Directions >> Report all lines holding "НОРМЫ".
╭──
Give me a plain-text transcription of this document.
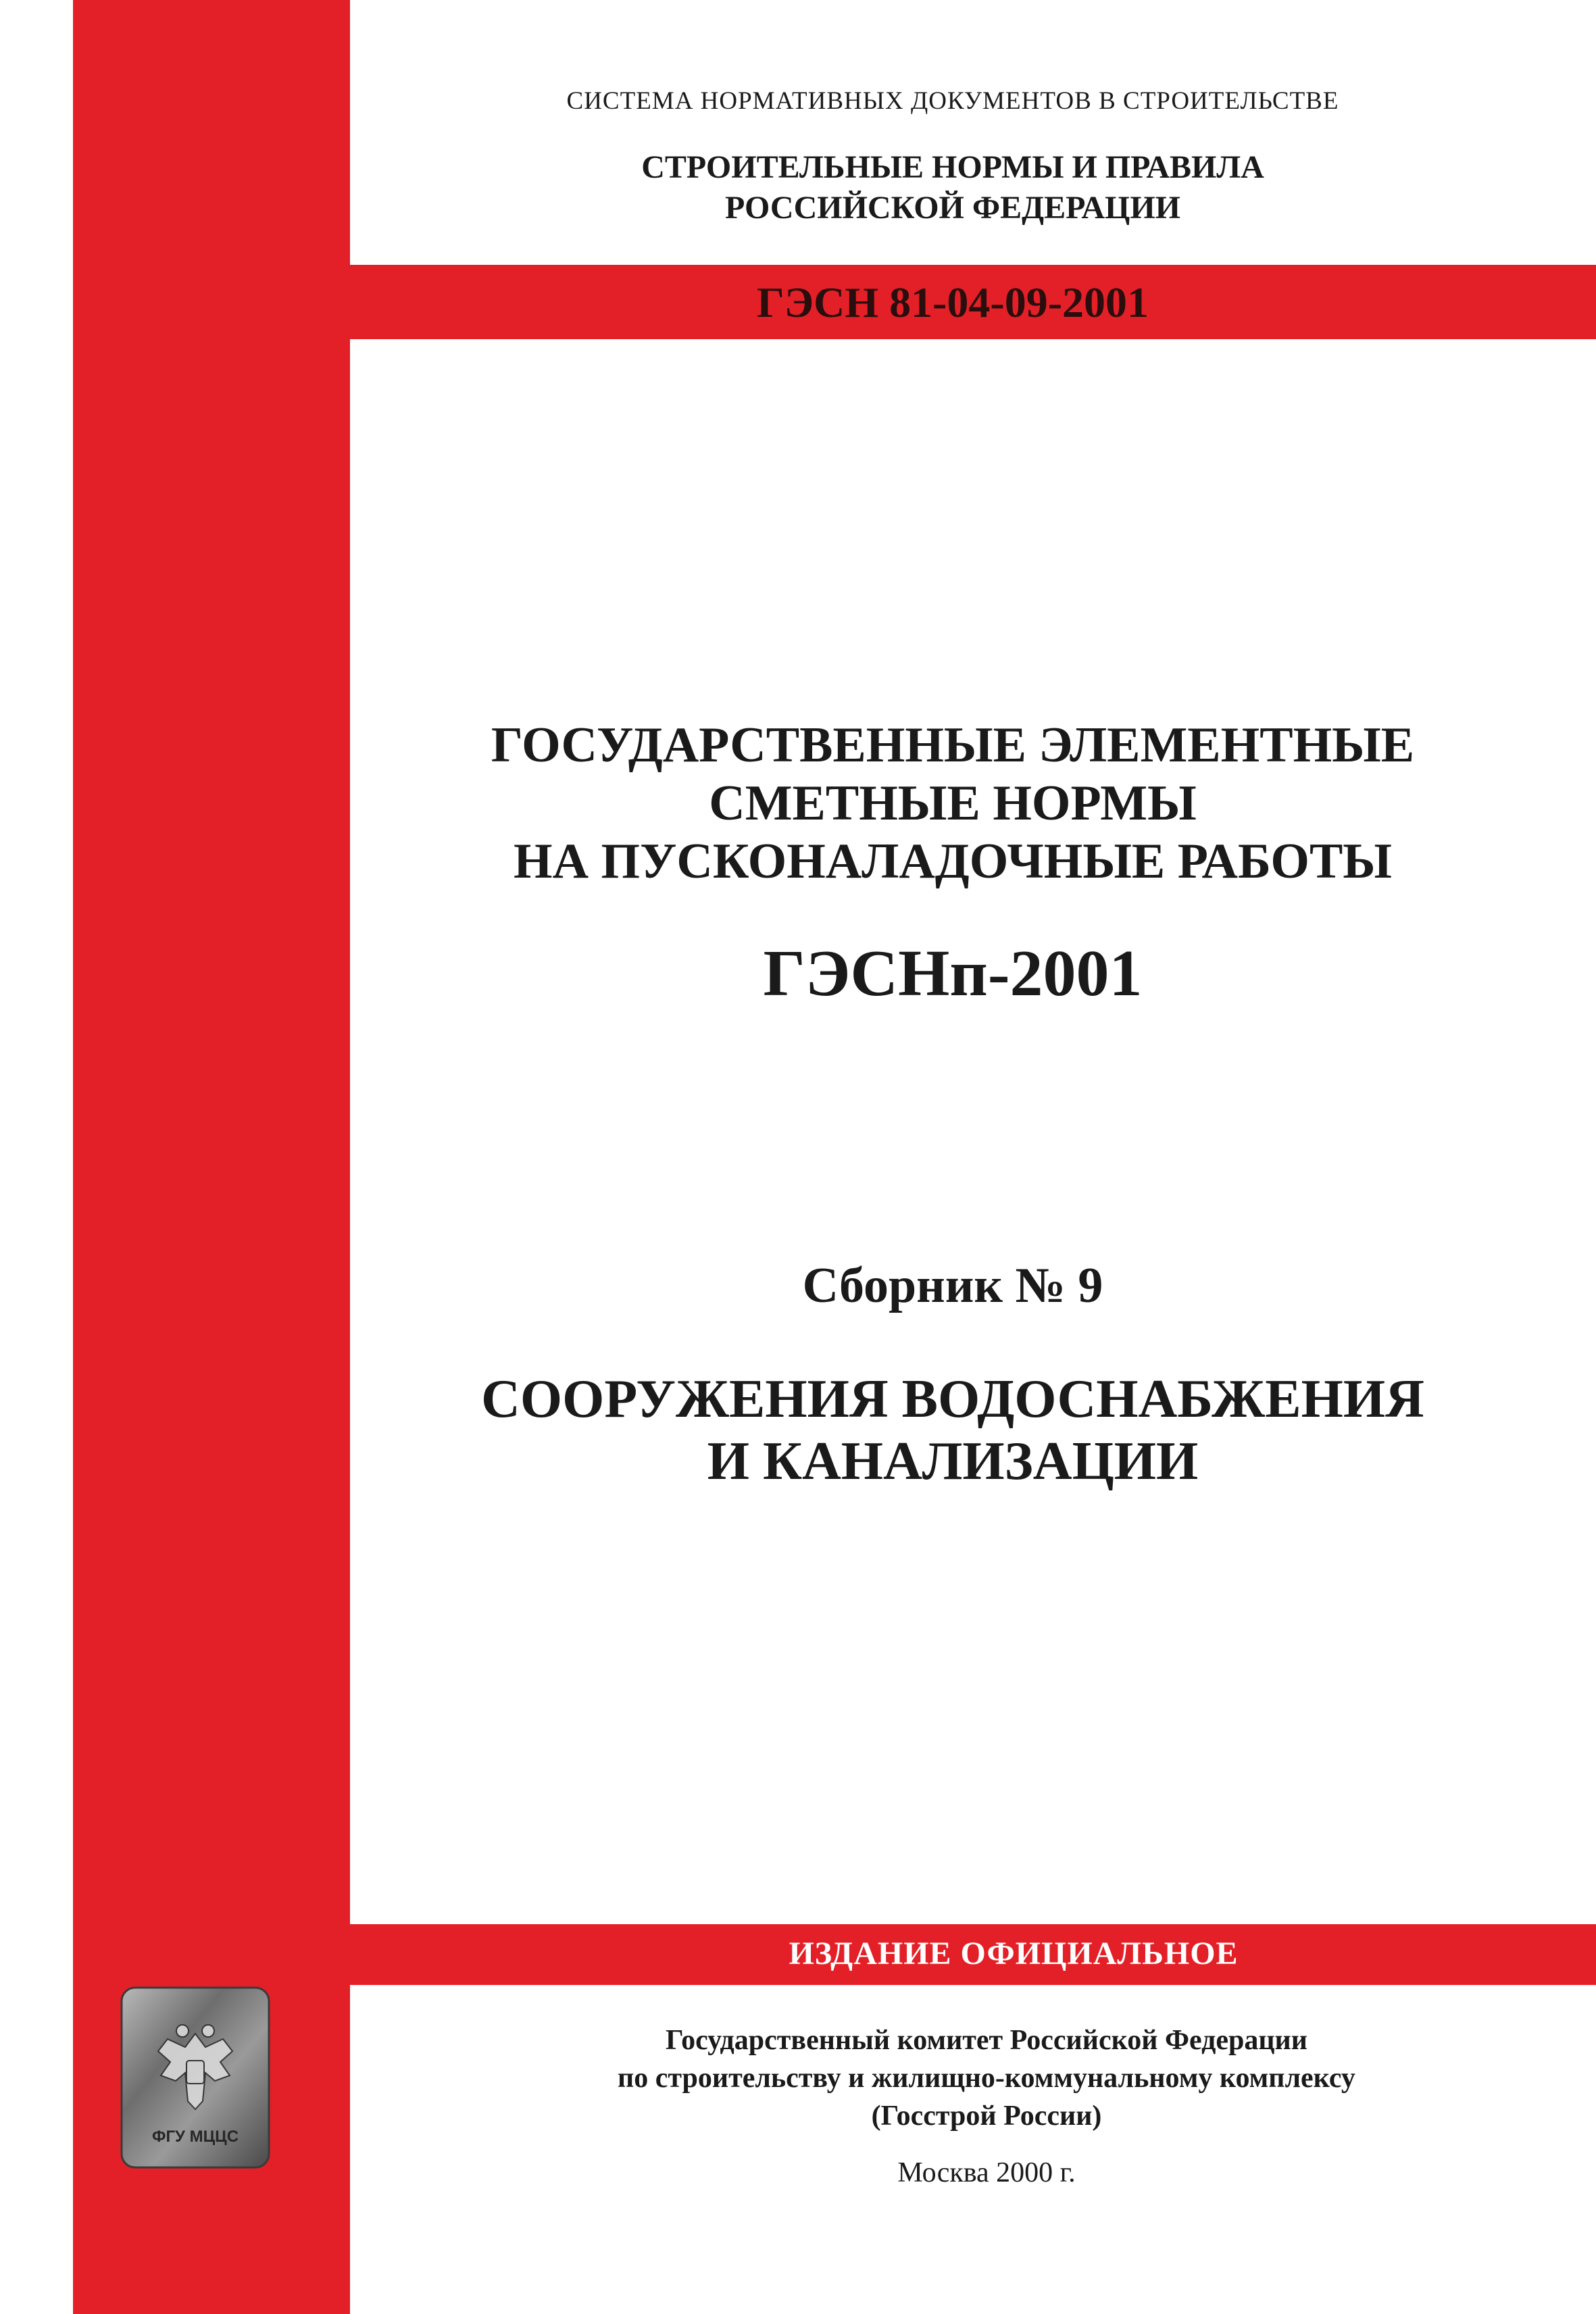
СИСТЕМА НОРМАТИВНЫХ ДОКУМЕНТОВ В СТРОИТЕЛЬСТВЕ
СТРОИТЕЛЬНЫЕ НОРМЫ И ПРАВИЛА
РОССИЙСКОЙ ФЕДЕРАЦИИ
ГЭСН 81-04-09-2001
ГОСУДАРСТВЕННЫЕ ЭЛЕМЕНТНЫЕ
СМЕТНЫЕ НОРМЫ
НА ПУСКОНАЛАДОЧНЫЕ РАБОТЫ
ГЭСНп-2001
Сборник № 9
СООРУЖЕНИЯ ВОДОСНАБЖЕНИЯ
И КАНАЛИЗАЦИИ
ИЗДАНИЕ ОФИЦИАЛЬНОЕ
ФГУ МЦЦС
Государственный комитет Российской Федерации
по строительству и жилищно-коммунальному комплексу
(Госстрой России)
Москва 2000 г.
╰──
Complete response >>
СТРОИТЕЛЬНЫЕ НОРМЫ И ПРАВИЛА
СМЕТНЫЕ НОРМЫ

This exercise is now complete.